---------- Records supplied ----------
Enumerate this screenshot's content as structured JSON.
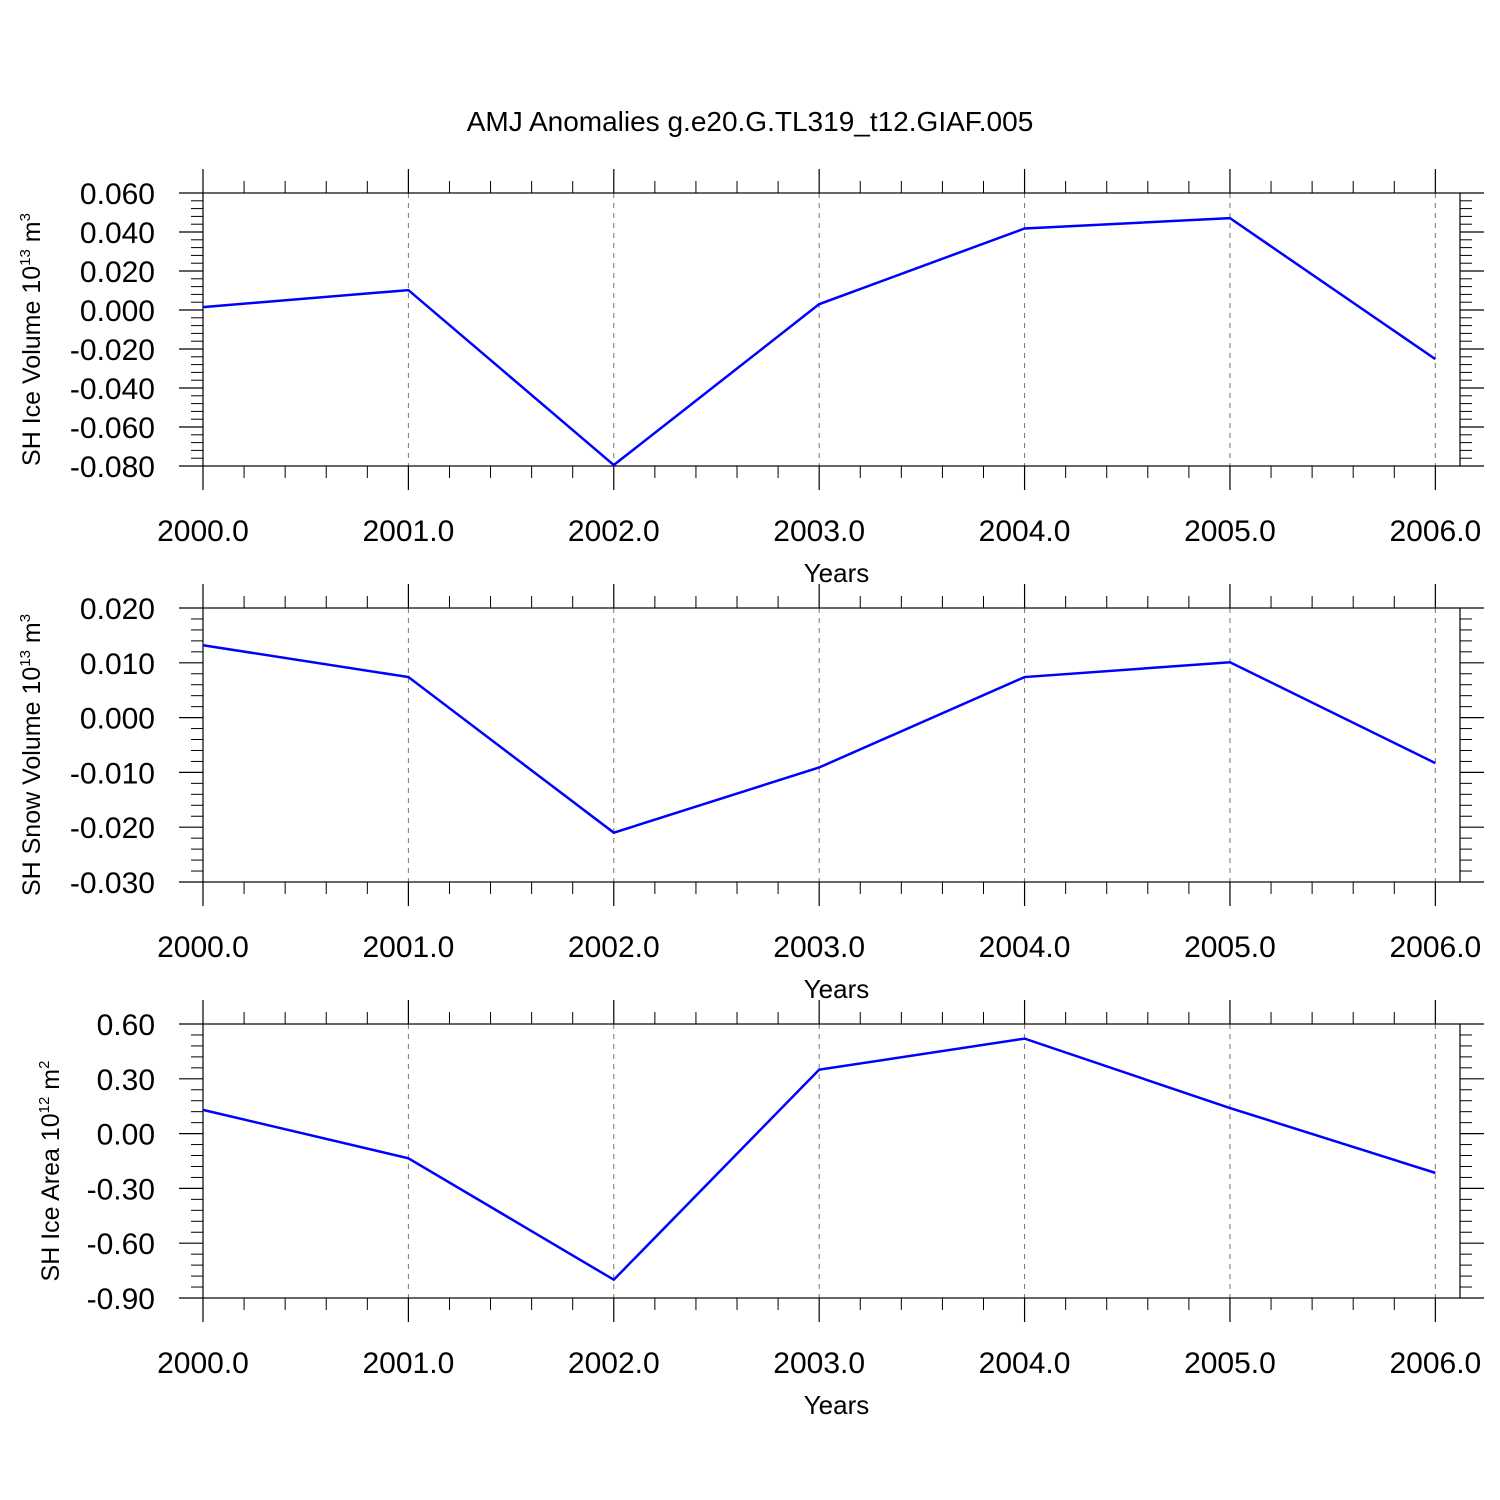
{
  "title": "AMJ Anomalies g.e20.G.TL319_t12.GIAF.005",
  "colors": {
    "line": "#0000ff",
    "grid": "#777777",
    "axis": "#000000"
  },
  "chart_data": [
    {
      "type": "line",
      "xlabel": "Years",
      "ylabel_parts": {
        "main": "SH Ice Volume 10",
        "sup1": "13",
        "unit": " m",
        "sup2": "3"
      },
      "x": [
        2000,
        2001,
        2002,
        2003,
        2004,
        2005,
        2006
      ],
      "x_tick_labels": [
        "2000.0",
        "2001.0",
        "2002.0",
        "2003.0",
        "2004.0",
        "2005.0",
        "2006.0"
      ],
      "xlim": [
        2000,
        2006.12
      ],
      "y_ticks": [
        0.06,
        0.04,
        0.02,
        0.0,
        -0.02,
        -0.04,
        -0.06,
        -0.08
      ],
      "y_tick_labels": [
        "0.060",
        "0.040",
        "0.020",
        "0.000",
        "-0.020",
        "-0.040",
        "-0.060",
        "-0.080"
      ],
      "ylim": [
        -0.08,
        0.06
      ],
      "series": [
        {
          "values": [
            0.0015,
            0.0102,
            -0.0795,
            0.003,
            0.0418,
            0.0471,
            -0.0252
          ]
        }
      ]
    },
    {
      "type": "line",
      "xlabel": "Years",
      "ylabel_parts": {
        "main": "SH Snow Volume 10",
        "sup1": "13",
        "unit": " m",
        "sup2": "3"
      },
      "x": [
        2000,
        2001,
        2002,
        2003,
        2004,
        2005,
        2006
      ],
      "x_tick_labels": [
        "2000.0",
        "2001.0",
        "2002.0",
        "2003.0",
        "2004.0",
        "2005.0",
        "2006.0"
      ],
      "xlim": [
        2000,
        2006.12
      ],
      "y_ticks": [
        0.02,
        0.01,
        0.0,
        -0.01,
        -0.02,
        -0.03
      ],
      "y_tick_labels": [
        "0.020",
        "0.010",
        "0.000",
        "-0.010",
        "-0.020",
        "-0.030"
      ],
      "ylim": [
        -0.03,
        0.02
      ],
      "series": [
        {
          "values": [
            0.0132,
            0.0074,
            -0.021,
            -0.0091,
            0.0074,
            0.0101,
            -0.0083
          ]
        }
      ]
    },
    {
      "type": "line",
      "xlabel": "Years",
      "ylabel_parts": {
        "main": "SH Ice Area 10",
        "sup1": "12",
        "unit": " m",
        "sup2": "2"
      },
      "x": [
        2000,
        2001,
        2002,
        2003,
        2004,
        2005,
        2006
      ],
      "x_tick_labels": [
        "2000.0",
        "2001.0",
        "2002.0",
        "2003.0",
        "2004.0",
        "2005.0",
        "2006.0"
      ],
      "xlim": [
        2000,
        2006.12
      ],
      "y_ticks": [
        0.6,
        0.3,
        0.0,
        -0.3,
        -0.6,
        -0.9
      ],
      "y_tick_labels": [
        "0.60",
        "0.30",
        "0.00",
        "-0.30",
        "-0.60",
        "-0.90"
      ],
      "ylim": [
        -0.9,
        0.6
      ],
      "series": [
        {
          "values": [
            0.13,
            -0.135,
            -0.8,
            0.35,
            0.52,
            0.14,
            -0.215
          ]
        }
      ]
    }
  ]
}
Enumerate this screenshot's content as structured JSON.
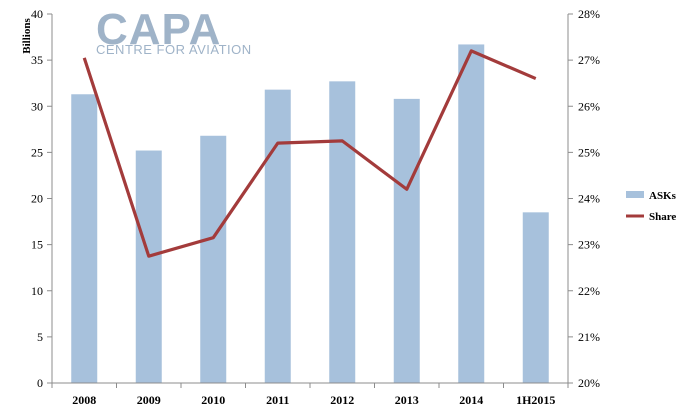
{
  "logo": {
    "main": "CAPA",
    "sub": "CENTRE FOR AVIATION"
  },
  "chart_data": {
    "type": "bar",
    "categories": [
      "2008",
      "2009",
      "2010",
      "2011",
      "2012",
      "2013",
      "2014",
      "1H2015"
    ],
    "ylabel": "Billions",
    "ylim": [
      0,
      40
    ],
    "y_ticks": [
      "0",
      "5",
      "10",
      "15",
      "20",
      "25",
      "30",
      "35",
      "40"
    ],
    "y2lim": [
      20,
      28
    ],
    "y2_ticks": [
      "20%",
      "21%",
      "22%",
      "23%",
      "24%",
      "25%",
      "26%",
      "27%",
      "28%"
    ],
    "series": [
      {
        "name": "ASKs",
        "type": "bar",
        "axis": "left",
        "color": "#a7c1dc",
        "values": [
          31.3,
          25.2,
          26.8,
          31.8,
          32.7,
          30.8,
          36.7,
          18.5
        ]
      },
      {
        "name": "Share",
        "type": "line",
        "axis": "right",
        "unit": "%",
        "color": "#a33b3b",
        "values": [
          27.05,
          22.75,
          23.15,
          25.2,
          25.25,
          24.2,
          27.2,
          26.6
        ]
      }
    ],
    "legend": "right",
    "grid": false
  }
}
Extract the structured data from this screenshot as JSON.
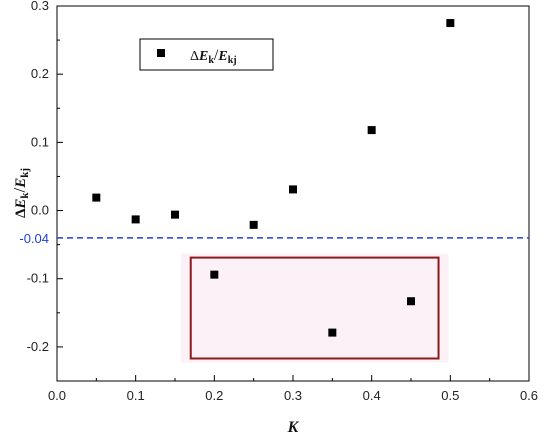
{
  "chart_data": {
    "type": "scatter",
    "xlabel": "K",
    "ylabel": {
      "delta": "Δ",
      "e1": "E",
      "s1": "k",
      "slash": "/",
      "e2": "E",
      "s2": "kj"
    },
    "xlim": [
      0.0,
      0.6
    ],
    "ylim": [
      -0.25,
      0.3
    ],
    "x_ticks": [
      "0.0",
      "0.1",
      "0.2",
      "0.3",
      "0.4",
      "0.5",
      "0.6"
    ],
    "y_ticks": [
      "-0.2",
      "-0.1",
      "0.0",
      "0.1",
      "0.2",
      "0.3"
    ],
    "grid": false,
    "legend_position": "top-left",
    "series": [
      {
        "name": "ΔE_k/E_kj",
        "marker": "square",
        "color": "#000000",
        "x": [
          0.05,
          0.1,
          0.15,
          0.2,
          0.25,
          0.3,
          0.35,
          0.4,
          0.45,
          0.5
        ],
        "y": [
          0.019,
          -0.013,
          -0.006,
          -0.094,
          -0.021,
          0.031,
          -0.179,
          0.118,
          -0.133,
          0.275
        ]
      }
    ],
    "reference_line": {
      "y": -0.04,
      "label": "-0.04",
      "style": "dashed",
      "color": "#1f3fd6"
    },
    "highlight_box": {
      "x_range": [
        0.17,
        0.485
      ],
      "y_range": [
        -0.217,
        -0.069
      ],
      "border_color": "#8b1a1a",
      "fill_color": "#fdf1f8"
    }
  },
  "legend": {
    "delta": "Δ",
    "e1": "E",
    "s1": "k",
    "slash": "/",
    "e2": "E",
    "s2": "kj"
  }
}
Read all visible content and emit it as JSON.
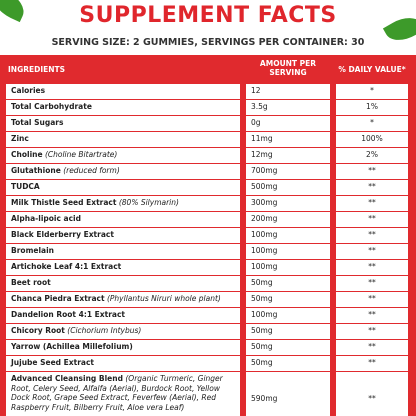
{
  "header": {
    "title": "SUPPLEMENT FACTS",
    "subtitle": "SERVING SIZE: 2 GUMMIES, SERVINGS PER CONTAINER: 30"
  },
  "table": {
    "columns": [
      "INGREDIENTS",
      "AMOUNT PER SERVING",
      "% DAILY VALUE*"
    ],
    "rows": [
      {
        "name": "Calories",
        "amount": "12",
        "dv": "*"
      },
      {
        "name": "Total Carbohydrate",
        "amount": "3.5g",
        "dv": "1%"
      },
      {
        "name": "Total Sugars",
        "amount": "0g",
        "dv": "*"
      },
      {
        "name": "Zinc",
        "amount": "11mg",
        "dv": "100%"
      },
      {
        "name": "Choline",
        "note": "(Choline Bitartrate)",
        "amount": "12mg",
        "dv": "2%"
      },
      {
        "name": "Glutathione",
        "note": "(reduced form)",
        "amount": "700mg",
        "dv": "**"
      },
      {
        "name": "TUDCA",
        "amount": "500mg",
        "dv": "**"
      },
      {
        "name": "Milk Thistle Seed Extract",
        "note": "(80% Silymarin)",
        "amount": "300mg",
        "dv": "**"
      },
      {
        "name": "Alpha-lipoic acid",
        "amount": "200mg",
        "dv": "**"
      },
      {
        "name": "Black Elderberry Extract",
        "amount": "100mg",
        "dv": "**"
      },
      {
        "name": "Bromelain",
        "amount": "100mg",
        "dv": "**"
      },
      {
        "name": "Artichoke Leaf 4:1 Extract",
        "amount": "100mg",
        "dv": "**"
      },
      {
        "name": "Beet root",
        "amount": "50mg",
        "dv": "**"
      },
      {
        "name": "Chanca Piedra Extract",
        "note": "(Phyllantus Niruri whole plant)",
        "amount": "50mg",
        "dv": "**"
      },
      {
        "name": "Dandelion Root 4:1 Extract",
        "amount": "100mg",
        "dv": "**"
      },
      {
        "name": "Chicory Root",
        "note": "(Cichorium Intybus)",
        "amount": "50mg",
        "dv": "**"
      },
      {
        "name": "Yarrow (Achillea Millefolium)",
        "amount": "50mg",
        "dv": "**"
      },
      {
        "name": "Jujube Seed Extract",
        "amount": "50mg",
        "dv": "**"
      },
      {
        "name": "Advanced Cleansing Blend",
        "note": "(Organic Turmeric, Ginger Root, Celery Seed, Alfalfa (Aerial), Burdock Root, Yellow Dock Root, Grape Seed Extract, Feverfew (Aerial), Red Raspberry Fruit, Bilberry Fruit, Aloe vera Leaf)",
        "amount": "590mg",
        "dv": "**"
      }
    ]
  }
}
----------
What is needed
Copy each line from the records above that includes the string "main".

Final answer
        "main": "SH Ice Volume 10",
        "main": "SH Snow Volume 10",
        "main": "SH Ice Area 10",
    "main": "CAPA",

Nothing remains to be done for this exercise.